Jacob also performs regularly with the Melbourne and Sydney Symphony Orchestras, and has appeared with renowned ensembles such as Ensemble Offspring, Argonaut Ensemble (BIFEM), Speak Percussion, and Synergy Percussion. Festival credits include the Bang on a Can Summer Music Festival (USA), Bendigo International Festival of Exploratory Music, Metropolis New Music Festival, ISCM World New Music Days, Sydney Festival, and Mathemusical Conversations (Singapore).
Artist New Zealand String Quartet
Celebrating its 35th season, the New Zealand String Quartet has established an international reputation for its insightful interpretations, compelling communication, and dynamic performing style. The Quartet is known for its imaginative programming and for its powerful connection with audiences of all kinds.
The group’s extensive discography includes the complete quartets of Mendelssohn, Bartok, Berg, Brahms, Janacek and Lilburn on the Naxos label, works by Ravel, Debussy, Mozart, Beethoven, Schubert, Dvorak, Wolf, Tan Dun, Takemitsu, Gao Ping, and Zoltan Szekely as well as many NZ compositions.
The Quartet tours regularly in the UK, Europe and North America as well as to Mexico, Curaçao, Japan, Korea, and China, and made many visits to Australia, including the festivals in Townsville and Canberra.

**REQUIRED ACTIONS:**
1. List the composers whose complete quartets the New Zealand String Quartet has recorded on the Naxos label, according to the performer biographies.
2. Which season is the New Zealand String Quartet celebrating, according to the performer biographies?
3. Write the next part of the performer biographies, picking up after their final sentence.

**DATASET SECTION:**
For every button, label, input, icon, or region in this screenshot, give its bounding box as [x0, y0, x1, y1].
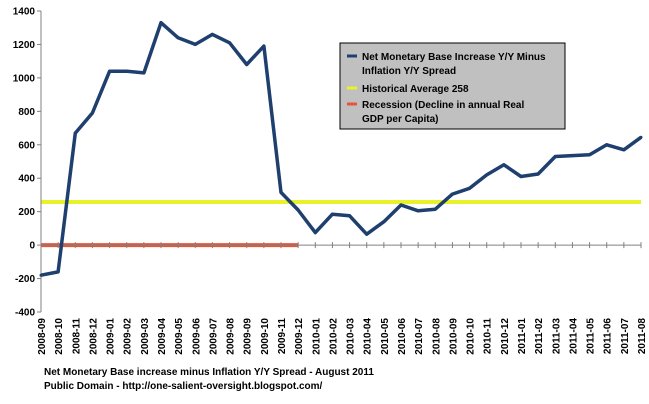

**RESPONSES TO THE EXERCISE:**
1. Mendelssohn, Bartok, Berg, Brahms, Janacek, Lilburn

2. Its 35th season.

3.
As Quartet-in-Residence and teachers at the New Zealand School of Music Te Kōkī at Victoria University of Wellington since 1991, as well as running two intensive chamber music courses annually, the Quartet has had a profound effect on generations of New Zealand’s string players and composers.
Artist Australian Dance Party
Australian Dance Party is a collective of contemporary dance artists creating joyous, bold and urgent site-specific dance work in Canberra and beyond. We harness the universality, power and playfulness of the human body to connect to the ordinary and extraordinary spaces around us, inspiring thinking, feeling and action in today’s world. Through a focus on creative practice, we are creating and presenting new work, developing and sustaining careers for dance artists in our region. And we have fun….it’s a Party!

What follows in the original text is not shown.